## What is required
Find and return each line containing "values".

## Records provided
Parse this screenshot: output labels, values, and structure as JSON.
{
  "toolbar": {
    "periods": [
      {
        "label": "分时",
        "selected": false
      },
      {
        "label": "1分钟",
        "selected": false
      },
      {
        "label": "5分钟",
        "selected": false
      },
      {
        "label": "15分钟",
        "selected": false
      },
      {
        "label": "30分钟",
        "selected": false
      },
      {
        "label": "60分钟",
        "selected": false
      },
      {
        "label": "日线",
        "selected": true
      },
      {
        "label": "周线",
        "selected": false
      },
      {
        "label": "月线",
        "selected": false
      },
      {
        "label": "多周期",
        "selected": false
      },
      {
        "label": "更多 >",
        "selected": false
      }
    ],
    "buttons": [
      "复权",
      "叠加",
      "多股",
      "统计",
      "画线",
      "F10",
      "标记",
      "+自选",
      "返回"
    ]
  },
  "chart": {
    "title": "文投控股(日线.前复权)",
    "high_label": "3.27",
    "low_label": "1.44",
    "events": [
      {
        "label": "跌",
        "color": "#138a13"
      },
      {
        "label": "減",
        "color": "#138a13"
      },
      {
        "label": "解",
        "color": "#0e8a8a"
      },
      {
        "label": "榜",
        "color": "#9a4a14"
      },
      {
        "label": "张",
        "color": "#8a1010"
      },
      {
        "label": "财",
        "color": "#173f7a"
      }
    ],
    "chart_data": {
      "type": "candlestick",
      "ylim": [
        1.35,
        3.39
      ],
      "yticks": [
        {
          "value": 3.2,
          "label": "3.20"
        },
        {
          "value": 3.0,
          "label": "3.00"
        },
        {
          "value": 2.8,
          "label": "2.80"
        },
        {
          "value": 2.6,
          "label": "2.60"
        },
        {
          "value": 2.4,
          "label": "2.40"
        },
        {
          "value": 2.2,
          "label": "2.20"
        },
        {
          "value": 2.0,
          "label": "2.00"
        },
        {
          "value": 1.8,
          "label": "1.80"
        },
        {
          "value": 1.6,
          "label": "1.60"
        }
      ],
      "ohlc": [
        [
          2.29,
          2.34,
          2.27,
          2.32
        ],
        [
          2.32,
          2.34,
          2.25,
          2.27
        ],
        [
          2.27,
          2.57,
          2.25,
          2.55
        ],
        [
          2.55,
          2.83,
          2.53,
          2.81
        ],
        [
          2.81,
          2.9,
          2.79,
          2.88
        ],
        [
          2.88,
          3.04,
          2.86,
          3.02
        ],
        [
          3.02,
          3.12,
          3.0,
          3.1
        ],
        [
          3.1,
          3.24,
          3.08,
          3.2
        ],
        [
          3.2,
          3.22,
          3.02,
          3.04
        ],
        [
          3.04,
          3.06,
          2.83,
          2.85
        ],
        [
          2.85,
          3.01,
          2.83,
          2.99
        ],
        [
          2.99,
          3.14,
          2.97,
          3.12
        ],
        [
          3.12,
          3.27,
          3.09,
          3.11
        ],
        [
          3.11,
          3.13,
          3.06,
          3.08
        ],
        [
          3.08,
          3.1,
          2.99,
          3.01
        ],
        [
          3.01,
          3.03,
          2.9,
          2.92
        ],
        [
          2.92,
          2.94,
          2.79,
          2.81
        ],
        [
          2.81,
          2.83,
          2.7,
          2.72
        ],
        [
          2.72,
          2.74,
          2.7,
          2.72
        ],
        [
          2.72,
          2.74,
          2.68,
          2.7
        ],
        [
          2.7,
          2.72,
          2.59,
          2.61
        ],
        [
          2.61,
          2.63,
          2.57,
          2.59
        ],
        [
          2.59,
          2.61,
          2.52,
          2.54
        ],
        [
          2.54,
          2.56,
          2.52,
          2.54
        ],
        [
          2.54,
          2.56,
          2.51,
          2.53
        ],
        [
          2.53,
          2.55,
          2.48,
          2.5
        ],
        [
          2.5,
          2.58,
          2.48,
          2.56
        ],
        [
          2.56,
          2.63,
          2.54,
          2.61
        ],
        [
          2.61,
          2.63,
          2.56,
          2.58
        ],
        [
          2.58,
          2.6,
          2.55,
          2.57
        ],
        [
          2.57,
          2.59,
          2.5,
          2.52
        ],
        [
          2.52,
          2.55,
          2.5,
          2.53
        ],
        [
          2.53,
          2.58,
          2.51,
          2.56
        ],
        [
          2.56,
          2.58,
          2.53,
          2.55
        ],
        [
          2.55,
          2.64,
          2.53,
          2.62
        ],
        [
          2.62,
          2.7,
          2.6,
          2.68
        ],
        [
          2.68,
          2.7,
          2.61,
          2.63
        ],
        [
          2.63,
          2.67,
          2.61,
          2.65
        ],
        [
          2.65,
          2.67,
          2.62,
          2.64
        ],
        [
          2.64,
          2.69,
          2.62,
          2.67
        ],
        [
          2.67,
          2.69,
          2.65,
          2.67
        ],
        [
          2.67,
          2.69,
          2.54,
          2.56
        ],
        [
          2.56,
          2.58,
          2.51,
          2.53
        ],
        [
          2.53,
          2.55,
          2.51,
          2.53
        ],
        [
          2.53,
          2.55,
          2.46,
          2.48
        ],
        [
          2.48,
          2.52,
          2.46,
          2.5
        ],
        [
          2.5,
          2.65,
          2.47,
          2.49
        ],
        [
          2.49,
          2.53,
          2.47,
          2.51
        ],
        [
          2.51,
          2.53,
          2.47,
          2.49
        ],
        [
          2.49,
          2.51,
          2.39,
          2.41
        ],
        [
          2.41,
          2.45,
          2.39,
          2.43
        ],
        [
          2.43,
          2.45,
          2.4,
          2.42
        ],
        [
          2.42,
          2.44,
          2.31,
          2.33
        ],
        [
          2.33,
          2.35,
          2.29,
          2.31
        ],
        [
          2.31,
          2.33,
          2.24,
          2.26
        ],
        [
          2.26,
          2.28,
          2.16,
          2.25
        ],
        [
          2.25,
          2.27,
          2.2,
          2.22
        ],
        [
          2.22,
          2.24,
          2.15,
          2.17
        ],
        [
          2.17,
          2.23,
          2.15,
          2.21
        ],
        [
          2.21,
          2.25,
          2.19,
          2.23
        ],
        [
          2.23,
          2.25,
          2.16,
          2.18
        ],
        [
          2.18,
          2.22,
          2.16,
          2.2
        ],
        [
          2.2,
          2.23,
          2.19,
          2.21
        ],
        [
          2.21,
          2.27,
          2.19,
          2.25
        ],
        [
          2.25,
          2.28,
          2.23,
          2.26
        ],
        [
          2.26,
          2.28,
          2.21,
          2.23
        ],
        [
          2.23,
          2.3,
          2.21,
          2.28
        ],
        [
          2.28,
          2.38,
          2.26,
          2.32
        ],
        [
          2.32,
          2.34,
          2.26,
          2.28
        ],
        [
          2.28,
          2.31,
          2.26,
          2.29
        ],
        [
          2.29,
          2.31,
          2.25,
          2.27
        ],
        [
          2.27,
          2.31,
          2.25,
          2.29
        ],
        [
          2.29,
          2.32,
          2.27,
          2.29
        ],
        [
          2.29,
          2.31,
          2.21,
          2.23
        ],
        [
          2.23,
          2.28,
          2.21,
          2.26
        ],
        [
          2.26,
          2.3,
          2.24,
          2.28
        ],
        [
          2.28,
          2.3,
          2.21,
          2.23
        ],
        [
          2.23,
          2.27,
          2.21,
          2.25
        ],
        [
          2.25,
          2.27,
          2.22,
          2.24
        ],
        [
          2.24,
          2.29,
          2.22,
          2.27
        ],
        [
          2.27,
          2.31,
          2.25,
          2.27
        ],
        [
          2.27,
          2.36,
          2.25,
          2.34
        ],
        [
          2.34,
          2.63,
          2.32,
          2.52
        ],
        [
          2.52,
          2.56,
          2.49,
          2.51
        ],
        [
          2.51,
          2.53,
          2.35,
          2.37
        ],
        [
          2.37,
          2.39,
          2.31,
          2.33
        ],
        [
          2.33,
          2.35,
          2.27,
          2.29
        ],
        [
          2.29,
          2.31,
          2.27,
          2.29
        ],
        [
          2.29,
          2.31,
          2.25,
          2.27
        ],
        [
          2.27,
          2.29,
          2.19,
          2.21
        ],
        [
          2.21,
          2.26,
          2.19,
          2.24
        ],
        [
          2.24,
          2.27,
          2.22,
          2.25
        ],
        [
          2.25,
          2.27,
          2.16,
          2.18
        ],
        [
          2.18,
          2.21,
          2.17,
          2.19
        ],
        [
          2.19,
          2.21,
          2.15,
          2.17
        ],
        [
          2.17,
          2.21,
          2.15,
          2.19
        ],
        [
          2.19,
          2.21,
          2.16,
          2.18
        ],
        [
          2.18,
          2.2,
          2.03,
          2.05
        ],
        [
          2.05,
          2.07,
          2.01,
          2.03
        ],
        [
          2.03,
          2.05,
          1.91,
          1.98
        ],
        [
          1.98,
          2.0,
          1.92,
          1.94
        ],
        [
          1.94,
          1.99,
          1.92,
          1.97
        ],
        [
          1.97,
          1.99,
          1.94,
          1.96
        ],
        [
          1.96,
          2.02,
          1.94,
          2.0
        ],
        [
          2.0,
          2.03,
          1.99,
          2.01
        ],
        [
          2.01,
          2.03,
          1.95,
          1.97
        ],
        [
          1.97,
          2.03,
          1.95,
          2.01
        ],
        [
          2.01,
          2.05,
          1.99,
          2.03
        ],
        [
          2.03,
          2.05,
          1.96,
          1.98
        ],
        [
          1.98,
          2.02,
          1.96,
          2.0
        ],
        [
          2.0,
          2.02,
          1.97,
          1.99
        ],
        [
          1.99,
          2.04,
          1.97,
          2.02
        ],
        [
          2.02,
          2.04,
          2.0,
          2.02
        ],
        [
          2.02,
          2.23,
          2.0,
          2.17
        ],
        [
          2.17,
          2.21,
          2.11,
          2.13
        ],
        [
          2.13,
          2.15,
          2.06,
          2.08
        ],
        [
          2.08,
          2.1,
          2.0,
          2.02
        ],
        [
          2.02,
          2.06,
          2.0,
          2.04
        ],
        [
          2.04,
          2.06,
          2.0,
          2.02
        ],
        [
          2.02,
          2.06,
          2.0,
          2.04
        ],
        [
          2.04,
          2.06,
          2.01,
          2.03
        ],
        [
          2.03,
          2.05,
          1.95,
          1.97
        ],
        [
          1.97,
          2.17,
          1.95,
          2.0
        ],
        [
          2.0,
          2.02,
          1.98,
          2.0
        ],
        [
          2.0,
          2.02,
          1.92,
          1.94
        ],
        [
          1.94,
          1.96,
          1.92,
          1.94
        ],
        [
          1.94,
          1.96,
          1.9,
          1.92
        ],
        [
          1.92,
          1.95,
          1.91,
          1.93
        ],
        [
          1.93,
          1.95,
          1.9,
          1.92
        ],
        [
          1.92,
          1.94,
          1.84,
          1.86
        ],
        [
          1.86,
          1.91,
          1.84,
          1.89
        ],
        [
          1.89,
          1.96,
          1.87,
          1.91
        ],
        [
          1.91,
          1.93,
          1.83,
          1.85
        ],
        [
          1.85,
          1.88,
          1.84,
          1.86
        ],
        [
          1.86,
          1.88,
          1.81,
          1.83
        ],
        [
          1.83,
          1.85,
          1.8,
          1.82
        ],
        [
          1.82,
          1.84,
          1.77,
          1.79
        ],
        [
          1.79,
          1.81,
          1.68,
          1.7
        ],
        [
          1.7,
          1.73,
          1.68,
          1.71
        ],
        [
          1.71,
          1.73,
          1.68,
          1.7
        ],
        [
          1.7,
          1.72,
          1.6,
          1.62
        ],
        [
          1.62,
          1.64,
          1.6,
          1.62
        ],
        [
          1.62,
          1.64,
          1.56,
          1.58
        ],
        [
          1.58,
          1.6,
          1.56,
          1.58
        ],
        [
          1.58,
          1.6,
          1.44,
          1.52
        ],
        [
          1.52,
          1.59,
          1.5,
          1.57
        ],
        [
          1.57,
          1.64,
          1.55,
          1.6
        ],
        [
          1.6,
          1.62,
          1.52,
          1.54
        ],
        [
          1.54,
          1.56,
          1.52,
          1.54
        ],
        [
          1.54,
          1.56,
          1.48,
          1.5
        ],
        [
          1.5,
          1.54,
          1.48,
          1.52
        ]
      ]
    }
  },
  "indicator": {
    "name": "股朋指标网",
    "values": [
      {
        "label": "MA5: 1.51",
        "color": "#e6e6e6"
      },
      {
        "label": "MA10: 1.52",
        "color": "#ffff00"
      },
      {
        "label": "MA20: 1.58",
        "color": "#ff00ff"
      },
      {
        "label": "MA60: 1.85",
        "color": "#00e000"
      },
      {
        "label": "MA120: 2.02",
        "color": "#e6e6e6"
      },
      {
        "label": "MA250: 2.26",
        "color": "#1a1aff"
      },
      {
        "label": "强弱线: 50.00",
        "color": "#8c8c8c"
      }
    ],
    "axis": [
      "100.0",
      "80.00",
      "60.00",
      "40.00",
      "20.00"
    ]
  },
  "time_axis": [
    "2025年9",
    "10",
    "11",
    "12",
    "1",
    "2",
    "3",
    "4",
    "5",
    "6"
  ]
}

## Written reply
Parse this screenshot: output labels, values, and structure as JSON.
    "values": [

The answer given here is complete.